EXTRACTED RECORDS ▸

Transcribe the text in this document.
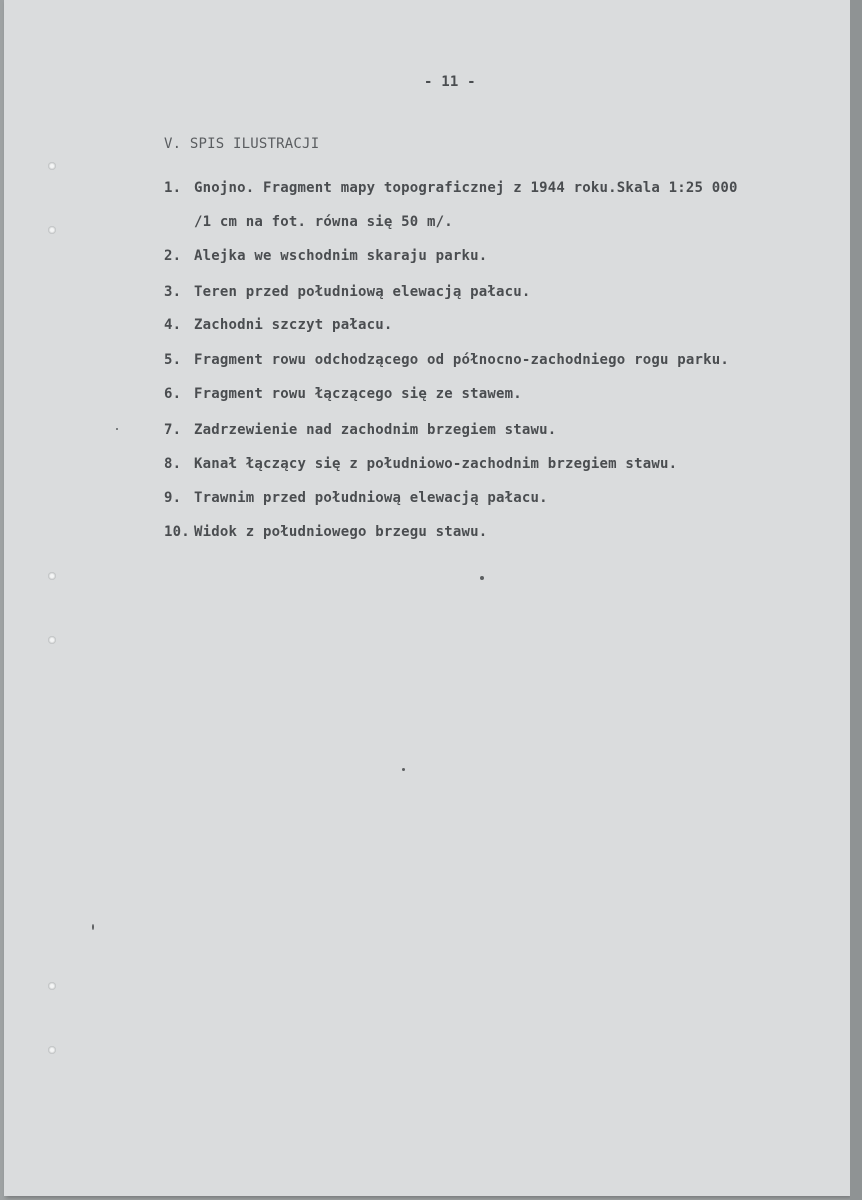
- 11 -
V. SPIS ILUSTRACJI
1. Gnojno. Fragment mapy topograficznej z 1944 roku.Skala 1:25 000
/1 cm na fot. równa się 50 m/.
2. Alejka we wschodnim skaraju parku.
3. Teren przed południową elewacją pałacu.
4. Zachodni szczyt pałacu.
5. Fragment rowu odchodzącego od północno-zachodniego rogu parku.
6. Fragment rowu łączącego się ze stawem.
7. Zadrzewienie nad zachodnim brzegiem stawu.
8. Kanał łączący się z południowo-zachodnim brzegiem stawu.
9. Trawnim przed południową elewacją pałacu.
10. Widok z południowego brzegu stawu.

TASK GOAL ▸
Only a number is wanted: how many lines contain the word "rowu"?

WRITTEN RESPONSE ▸
2